(Excerpts from a figure dataset)
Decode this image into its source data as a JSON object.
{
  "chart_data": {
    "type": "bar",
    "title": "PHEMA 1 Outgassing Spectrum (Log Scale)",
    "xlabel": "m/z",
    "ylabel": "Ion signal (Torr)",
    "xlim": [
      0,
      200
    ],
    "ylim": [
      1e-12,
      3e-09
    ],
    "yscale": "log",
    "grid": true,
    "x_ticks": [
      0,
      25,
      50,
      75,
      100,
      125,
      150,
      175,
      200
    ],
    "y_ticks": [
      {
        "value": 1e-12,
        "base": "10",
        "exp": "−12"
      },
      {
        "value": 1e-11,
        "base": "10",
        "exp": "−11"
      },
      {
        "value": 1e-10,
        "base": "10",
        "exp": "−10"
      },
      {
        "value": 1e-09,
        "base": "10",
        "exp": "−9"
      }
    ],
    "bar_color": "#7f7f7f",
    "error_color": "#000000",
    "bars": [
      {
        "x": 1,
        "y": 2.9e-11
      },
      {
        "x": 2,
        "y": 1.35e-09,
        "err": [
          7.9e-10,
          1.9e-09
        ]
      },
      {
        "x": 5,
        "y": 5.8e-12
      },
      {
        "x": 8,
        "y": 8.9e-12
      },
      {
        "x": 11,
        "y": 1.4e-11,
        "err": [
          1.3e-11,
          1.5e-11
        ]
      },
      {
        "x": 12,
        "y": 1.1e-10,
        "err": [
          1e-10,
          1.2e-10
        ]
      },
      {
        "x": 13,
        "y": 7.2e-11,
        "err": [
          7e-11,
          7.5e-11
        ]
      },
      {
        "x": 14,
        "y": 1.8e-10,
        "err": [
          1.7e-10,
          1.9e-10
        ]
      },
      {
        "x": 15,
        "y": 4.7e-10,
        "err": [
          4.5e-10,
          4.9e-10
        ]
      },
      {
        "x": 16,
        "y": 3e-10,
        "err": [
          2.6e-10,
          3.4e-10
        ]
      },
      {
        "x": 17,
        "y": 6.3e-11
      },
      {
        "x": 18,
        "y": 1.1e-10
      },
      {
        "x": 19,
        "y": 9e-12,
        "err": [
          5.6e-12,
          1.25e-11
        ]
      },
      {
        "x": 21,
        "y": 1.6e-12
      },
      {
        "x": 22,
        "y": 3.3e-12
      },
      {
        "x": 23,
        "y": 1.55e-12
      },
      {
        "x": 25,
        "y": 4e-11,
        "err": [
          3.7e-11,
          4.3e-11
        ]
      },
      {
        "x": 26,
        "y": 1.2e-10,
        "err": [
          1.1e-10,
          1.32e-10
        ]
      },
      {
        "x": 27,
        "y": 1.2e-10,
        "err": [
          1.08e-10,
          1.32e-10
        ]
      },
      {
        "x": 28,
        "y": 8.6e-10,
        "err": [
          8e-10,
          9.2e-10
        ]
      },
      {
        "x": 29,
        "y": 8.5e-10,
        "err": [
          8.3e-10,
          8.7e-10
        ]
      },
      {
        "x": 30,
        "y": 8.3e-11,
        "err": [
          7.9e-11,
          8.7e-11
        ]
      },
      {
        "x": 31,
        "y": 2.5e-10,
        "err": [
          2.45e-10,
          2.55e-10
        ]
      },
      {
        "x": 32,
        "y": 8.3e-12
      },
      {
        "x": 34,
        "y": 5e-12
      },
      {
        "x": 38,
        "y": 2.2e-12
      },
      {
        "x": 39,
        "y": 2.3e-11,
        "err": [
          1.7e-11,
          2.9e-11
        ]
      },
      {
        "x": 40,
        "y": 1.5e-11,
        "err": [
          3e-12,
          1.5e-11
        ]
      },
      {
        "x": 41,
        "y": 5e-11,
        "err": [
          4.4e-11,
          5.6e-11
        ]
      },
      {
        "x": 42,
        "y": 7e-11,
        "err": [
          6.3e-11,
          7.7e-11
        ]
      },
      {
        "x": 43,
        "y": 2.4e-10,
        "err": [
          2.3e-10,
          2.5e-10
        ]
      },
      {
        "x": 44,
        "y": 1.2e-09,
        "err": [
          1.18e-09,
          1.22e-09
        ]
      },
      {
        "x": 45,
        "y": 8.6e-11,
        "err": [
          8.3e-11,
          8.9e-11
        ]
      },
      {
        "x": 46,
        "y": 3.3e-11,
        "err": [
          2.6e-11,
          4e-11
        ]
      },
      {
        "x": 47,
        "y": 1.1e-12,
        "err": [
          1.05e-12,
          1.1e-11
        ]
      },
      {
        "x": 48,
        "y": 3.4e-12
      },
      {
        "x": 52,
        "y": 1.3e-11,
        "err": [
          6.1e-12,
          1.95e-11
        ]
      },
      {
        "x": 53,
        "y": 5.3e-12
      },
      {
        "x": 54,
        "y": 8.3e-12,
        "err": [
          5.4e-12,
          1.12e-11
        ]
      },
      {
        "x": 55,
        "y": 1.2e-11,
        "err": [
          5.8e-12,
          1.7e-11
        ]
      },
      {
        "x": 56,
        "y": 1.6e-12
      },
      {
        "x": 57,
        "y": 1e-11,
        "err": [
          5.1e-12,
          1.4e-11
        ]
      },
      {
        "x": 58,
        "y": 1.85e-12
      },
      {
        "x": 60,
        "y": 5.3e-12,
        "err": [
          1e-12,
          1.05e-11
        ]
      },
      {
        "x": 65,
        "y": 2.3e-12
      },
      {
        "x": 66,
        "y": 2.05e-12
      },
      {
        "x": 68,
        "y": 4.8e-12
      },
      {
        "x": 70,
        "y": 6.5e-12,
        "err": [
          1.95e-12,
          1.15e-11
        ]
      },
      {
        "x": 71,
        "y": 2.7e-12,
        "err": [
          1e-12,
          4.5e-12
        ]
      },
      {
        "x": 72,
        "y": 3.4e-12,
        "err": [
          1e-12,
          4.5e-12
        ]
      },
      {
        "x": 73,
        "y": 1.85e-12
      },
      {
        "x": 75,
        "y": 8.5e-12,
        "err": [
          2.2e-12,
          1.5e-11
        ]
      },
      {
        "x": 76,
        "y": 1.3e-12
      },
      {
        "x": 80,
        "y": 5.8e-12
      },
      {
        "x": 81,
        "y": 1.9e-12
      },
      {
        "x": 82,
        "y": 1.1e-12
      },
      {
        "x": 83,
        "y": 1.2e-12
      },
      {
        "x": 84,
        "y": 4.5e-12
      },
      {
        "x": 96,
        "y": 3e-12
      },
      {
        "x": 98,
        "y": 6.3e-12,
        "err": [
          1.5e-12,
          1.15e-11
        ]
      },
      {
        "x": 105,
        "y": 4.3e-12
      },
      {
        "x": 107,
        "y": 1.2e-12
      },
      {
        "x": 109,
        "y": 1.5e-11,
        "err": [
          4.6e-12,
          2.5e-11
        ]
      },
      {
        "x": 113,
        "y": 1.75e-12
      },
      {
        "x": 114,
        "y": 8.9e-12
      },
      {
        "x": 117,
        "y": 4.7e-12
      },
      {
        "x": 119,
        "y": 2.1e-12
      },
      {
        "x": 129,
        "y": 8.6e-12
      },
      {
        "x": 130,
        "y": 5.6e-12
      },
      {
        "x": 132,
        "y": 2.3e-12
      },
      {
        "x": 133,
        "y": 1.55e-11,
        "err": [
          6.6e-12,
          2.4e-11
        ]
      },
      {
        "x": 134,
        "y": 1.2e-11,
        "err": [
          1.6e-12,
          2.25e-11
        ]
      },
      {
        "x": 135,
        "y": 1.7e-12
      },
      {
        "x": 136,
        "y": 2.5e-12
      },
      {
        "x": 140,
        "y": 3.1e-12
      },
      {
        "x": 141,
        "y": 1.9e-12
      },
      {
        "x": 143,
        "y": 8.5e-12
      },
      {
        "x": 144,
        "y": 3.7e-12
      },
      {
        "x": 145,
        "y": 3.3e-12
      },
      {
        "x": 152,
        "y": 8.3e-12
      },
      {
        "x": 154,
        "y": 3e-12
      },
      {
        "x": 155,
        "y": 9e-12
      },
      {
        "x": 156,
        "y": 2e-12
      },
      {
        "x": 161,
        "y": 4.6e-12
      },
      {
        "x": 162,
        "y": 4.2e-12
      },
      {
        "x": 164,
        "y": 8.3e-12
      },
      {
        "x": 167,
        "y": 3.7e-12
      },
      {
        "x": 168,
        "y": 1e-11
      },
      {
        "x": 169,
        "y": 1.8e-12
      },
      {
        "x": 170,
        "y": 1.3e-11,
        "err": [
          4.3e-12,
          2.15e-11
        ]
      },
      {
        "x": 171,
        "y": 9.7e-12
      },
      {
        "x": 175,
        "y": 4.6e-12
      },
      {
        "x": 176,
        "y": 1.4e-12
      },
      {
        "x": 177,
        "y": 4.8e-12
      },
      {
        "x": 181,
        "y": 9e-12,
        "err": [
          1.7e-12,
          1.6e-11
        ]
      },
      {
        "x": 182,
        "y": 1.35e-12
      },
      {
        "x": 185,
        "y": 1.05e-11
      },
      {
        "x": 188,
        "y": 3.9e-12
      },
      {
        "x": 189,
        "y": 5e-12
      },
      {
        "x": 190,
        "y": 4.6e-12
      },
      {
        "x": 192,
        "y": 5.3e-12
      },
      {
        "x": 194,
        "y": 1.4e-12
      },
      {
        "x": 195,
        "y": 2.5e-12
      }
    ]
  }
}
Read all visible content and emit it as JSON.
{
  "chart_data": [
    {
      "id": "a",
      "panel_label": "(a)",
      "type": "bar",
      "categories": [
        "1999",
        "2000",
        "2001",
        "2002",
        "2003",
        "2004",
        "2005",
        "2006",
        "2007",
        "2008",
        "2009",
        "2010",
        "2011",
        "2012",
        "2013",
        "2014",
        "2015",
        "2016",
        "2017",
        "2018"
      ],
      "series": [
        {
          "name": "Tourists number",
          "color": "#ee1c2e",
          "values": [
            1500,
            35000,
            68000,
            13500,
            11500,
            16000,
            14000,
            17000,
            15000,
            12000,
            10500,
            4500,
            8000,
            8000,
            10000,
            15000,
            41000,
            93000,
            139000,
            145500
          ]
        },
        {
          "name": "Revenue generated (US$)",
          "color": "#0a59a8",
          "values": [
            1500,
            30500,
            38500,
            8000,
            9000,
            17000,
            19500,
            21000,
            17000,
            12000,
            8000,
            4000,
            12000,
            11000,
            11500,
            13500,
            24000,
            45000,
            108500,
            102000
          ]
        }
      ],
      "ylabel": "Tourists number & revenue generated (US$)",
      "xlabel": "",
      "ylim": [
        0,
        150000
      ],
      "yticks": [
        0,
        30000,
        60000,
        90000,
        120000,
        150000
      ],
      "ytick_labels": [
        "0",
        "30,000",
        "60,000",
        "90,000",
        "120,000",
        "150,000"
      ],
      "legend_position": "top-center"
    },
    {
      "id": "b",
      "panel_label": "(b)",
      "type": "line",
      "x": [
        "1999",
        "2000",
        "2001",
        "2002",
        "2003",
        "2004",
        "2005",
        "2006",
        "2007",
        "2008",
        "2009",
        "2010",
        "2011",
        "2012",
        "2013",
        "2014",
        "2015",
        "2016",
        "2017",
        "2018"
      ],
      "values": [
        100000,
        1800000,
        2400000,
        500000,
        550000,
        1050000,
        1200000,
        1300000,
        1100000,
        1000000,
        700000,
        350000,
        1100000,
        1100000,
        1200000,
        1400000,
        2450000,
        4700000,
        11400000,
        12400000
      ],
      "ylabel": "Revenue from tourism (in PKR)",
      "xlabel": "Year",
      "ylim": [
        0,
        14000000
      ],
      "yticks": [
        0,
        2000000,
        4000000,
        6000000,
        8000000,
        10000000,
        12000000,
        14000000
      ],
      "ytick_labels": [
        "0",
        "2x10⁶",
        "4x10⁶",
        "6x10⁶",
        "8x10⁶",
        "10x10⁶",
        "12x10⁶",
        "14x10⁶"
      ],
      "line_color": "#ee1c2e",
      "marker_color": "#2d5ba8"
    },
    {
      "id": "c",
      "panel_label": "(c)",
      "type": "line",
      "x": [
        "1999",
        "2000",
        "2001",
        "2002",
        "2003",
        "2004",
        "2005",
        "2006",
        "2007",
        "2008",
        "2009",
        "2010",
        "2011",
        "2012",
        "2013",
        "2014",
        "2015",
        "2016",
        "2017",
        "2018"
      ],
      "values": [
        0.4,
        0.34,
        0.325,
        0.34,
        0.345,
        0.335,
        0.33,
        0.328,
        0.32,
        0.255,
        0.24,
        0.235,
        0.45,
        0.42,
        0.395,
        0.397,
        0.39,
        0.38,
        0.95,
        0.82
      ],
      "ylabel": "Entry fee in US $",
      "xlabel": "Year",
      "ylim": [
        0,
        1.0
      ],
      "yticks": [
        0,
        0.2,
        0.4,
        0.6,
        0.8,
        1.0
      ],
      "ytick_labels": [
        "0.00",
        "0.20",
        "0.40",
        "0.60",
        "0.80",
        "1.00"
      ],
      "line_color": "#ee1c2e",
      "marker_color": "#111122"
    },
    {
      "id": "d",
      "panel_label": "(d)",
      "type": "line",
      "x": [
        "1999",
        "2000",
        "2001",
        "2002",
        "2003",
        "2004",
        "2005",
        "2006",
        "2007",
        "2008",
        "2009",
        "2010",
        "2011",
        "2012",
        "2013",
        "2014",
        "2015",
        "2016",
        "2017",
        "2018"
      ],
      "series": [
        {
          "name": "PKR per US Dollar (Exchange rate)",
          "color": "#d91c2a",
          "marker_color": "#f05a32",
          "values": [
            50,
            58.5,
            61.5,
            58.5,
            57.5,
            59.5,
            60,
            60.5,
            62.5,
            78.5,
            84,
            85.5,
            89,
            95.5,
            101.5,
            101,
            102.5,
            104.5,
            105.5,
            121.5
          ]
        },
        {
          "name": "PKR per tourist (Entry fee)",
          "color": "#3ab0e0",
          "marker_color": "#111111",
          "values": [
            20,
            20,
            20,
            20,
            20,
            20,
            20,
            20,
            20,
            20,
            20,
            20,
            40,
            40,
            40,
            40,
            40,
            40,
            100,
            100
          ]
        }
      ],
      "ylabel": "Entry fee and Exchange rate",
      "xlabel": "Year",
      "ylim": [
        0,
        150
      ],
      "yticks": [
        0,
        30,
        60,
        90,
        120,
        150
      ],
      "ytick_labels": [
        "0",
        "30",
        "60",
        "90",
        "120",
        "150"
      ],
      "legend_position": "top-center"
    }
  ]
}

Task description: Pick out every line above that contains the word "ylabel" and copy it.

Completed exercise:
    "ylabel": "Ion signal (Torr)",
      "ylabel": "Tourists number & revenue generated (US$)",
      "ylabel": "Revenue from tourism (in PKR)",
      "ylabel": "Entry fee in US $",
      "ylabel": "Entry fee and Exchange rate",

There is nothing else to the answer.